--- Start EXERCISE INPUTS ---

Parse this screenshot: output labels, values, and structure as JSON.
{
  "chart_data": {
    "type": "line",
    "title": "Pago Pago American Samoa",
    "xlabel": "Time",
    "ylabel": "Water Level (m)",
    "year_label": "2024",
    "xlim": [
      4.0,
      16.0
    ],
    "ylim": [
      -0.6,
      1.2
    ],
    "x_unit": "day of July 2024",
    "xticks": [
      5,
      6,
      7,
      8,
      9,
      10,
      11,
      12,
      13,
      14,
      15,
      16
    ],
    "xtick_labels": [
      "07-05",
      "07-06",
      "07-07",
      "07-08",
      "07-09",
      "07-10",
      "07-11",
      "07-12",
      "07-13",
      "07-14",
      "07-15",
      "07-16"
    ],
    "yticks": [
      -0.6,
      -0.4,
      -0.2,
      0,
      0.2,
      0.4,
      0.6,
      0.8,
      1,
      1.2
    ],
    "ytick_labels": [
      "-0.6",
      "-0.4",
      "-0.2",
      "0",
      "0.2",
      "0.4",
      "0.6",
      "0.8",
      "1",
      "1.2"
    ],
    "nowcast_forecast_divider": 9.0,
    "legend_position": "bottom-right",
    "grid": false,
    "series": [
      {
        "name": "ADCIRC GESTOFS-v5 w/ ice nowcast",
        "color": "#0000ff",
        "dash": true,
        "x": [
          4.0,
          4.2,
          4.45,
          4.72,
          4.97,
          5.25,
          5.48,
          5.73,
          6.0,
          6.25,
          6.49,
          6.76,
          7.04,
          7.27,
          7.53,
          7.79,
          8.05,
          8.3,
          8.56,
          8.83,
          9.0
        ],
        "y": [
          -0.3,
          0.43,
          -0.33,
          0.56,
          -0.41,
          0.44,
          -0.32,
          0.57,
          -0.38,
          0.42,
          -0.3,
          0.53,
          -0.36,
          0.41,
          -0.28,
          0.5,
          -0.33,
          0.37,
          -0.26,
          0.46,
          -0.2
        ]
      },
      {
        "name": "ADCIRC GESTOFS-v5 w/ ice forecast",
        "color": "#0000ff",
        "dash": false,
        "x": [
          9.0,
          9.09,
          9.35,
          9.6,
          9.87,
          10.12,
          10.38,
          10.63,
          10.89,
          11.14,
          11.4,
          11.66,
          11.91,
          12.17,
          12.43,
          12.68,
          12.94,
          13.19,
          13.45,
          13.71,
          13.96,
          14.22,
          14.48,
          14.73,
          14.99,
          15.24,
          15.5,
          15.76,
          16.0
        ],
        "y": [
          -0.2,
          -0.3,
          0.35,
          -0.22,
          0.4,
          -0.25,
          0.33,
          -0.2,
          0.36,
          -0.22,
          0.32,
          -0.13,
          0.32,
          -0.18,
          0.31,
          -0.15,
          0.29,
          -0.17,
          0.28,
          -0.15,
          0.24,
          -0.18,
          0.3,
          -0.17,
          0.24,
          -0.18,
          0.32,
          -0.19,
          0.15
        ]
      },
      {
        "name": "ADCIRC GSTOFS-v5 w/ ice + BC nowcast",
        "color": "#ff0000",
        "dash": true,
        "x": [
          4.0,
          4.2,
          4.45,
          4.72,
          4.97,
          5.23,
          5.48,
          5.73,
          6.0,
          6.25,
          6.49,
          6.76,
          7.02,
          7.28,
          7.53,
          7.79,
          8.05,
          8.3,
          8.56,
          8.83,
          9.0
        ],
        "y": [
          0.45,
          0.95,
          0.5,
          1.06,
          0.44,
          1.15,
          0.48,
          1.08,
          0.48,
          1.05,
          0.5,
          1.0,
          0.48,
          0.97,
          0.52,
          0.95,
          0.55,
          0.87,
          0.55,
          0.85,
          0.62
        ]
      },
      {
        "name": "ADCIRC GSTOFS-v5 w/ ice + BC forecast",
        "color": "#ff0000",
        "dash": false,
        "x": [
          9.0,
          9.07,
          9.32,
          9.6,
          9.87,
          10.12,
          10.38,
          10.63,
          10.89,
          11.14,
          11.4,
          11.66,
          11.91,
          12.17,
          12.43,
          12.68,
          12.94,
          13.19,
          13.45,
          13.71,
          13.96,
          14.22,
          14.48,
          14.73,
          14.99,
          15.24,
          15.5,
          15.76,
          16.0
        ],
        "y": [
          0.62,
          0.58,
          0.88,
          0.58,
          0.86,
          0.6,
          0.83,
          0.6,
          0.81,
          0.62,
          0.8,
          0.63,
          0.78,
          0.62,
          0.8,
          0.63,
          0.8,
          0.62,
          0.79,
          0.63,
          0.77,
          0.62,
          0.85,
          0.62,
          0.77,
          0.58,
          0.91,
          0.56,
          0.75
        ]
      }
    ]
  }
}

--- End EXERCISE INPUTS ---

(WORK TO BE COMPLETED)
All of the entries must be written out exactly as they stand.

(FINAL ANSWER)
Parse this screenshot: output labels, values, and structure as JSON.
{
  "chart_data": {
    "type": "line",
    "title": "Pago Pago American Samoa",
    "xlabel": "Time",
    "ylabel": "Water Level (m)",
    "year_label": "2024",
    "xlim": [
      4.0,
      16.0
    ],
    "ylim": [
      -0.6,
      1.2
    ],
    "x_unit": "day of July 2024",
    "xticks": [
      5,
      6,
      7,
      8,
      9,
      10,
      11,
      12,
      13,
      14,
      15,
      16
    ],
    "xtick_labels": [
      "07-05",
      "07-06",
      "07-07",
      "07-08",
      "07-09",
      "07-10",
      "07-11",
      "07-12",
      "07-13",
      "07-14",
      "07-15",
      "07-16"
    ],
    "yticks": [
      -0.6,
      -0.4,
      -0.2,
      0,
      0.2,
      0.4,
      0.6,
      0.8,
      1,
      1.2
    ],
    "ytick_labels": [
      "-0.6",
      "-0.4",
      "-0.2",
      "0",
      "0.2",
      "0.4",
      "0.6",
      "0.8",
      "1",
      "1.2"
    ],
    "nowcast_forecast_divider": 9.0,
    "legend_position": "bottom-right",
    "grid": false,
    "series": [
      {
        "name": "ADCIRC GESTOFS-v5 w/ ice nowcast",
        "color": "#0000ff",
        "dash": true,
        "x": [
          4.0,
          4.2,
          4.45,
          4.72,
          4.97,
          5.25,
          5.48,
          5.73,
          6.0,
          6.25,
          6.49,
          6.76,
          7.04,
          7.27,
          7.53,
          7.79,
          8.05,
          8.3,
          8.56,
          8.83,
          9.0
        ],
        "y": [
          -0.3,
          0.43,
          -0.33,
          0.56,
          -0.41,
          0.44,
          -0.32,
          0.57,
          -0.38,
          0.42,
          -0.3,
          0.53,
          -0.36,
          0.41,
          -0.28,
          0.5,
          -0.33,
          0.37,
          -0.26,
          0.46,
          -0.2
        ]
      },
      {
        "name": "ADCIRC GESTOFS-v5 w/ ice forecast",
        "color": "#0000ff",
        "dash": false,
        "x": [
          9.0,
          9.09,
          9.35,
          9.6,
          9.87,
          10.12,
          10.38,
          10.63,
          10.89,
          11.14,
          11.4,
          11.66,
          11.91,
          12.17,
          12.43,
          12.68,
          12.94,
          13.19,
          13.45,
          13.71,
          13.96,
          14.22,
          14.48,
          14.73,
          14.99,
          15.24,
          15.5,
          15.76,
          16.0
        ],
        "y": [
          -0.2,
          -0.3,
          0.35,
          -0.22,
          0.4,
          -0.25,
          0.33,
          -0.2,
          0.36,
          -0.22,
          0.32,
          -0.13,
          0.32,
          -0.18,
          0.31,
          -0.15,
          0.29,
          -0.17,
          0.28,
          -0.15,
          0.24,
          -0.18,
          0.3,
          -0.17,
          0.24,
          -0.18,
          0.32,
          -0.19,
          0.15
        ]
      },
      {
        "name": "ADCIRC GSTOFS-v5 w/ ice + BC nowcast",
        "color": "#ff0000",
        "dash": true,
        "x": [
          4.0,
          4.2,
          4.45,
          4.72,
          4.97,
          5.23,
          5.48,
          5.73,
          6.0,
          6.25,
          6.49,
          6.76,
          7.02,
          7.28,
          7.53,
          7.79,
          8.05,
          8.3,
          8.56,
          8.83,
          9.0
        ],
        "y": [
          0.45,
          0.95,
          0.5,
          1.06,
          0.44,
          1.15,
          0.48,
          1.08,
          0.48,
          1.05,
          0.5,
          1.0,
          0.48,
          0.97,
          0.52,
          0.95,
          0.55,
          0.87,
          0.55,
          0.85,
          0.62
        ]
      },
      {
        "name": "ADCIRC GSTOFS-v5 w/ ice + BC forecast",
        "color": "#ff0000",
        "dash": false,
        "x": [
          9.0,
          9.07,
          9.32,
          9.6,
          9.87,
          10.12,
          10.38,
          10.63,
          10.89,
          11.14,
          11.4,
          11.66,
          11.91,
          12.17,
          12.43,
          12.68,
          12.94,
          13.19,
          13.45,
          13.71,
          13.96,
          14.22,
          14.48,
          14.73,
          14.99,
          15.24,
          15.5,
          15.76,
          16.0
        ],
        "y": [
          0.62,
          0.58,
          0.88,
          0.58,
          0.86,
          0.6,
          0.83,
          0.6,
          0.81,
          0.62,
          0.8,
          0.63,
          0.78,
          0.62,
          0.8,
          0.63,
          0.8,
          0.62,
          0.79,
          0.63,
          0.77,
          0.62,
          0.85,
          0.62,
          0.77,
          0.58,
          0.91,
          0.56,
          0.75
        ]
      }
    ]
  }
}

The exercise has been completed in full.